═══ Dataset rows ═══
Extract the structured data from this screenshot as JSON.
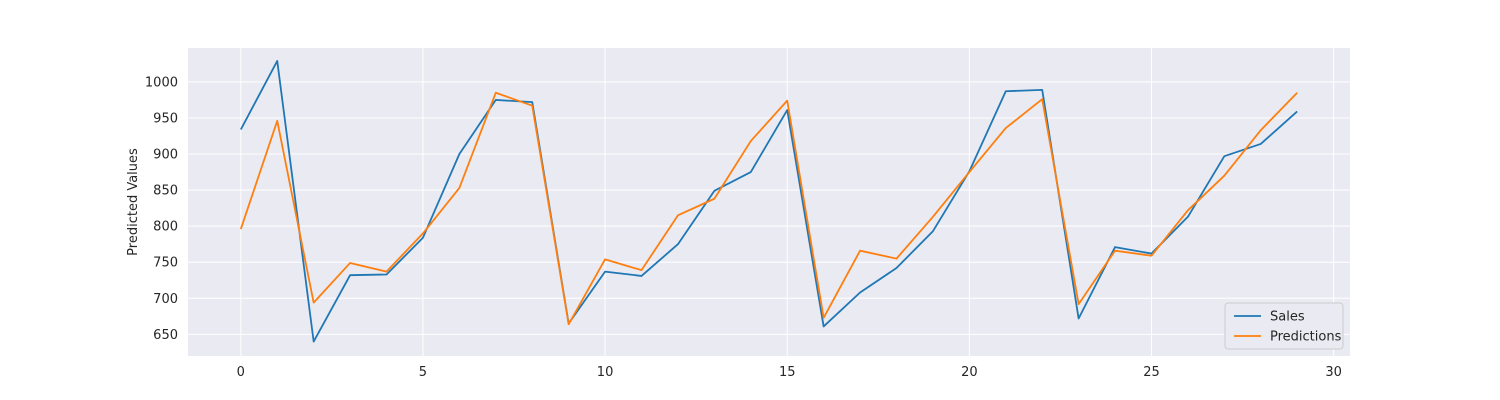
{
  "chart_data": {
    "type": "line",
    "title": "",
    "xlabel": "",
    "ylabel": "Predicted Values",
    "xlim": [
      -1.45,
      30.45
    ],
    "ylim": [
      620,
      1047
    ],
    "xticks": [
      0,
      5,
      10,
      15,
      20,
      25,
      30
    ],
    "yticks": [
      650,
      700,
      750,
      800,
      850,
      900,
      950,
      1000
    ],
    "grid": true,
    "legend_position": "lower-right",
    "x": [
      0,
      1,
      2,
      3,
      4,
      5,
      6,
      7,
      8,
      9,
      10,
      11,
      12,
      13,
      14,
      15,
      16,
      17,
      18,
      19,
      20,
      21,
      22,
      23,
      24,
      25,
      26,
      27,
      28,
      29
    ],
    "series": [
      {
        "name": "Sales",
        "color": "#1f77b4",
        "values": [
          934,
          1029,
          640,
          732,
          733,
          784,
          900,
          975,
          972,
          665,
          737,
          731,
          775,
          849,
          875,
          961,
          661,
          708,
          742,
          793,
          876,
          987,
          989,
          672,
          771,
          762,
          813,
          897,
          914,
          959
        ]
      },
      {
        "name": "Predictions",
        "color": "#ff7f0e",
        "values": [
          796,
          946,
          694,
          749,
          737,
          790,
          853,
          985,
          967,
          664,
          754,
          739,
          815,
          838,
          918,
          974,
          673,
          766,
          755,
          813,
          875,
          936,
          976,
          692,
          766,
          759,
          822,
          870,
          933,
          985
        ]
      }
    ],
    "colors": {
      "plot_background": "#eaeaf2",
      "grid": "#ffffff"
    }
  }
}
═══
=== Task ===
All of the data needs repeating exactly, but the pictures do not.

=== Result of the exercise ===
Extract the structured data from this screenshot as JSON.
{
  "chart_data": {
    "type": "line",
    "title": "",
    "xlabel": "",
    "ylabel": "Predicted Values",
    "xlim": [
      -1.45,
      30.45
    ],
    "ylim": [
      620,
      1047
    ],
    "xticks": [
      0,
      5,
      10,
      15,
      20,
      25,
      30
    ],
    "yticks": [
      650,
      700,
      750,
      800,
      850,
      900,
      950,
      1000
    ],
    "grid": true,
    "legend_position": "lower-right",
    "x": [
      0,
      1,
      2,
      3,
      4,
      5,
      6,
      7,
      8,
      9,
      10,
      11,
      12,
      13,
      14,
      15,
      16,
      17,
      18,
      19,
      20,
      21,
      22,
      23,
      24,
      25,
      26,
      27,
      28,
      29
    ],
    "series": [
      {
        "name": "Sales",
        "color": "#1f77b4",
        "values": [
          934,
          1029,
          640,
          732,
          733,
          784,
          900,
          975,
          972,
          665,
          737,
          731,
          775,
          849,
          875,
          961,
          661,
          708,
          742,
          793,
          876,
          987,
          989,
          672,
          771,
          762,
          813,
          897,
          914,
          959
        ]
      },
      {
        "name": "Predictions",
        "color": "#ff7f0e",
        "values": [
          796,
          946,
          694,
          749,
          737,
          790,
          853,
          985,
          967,
          664,
          754,
          739,
          815,
          838,
          918,
          974,
          673,
          766,
          755,
          813,
          875,
          936,
          976,
          692,
          766,
          759,
          822,
          870,
          933,
          985
        ]
      }
    ],
    "colors": {
      "plot_background": "#eaeaf2",
      "grid": "#ffffff"
    }
  }
}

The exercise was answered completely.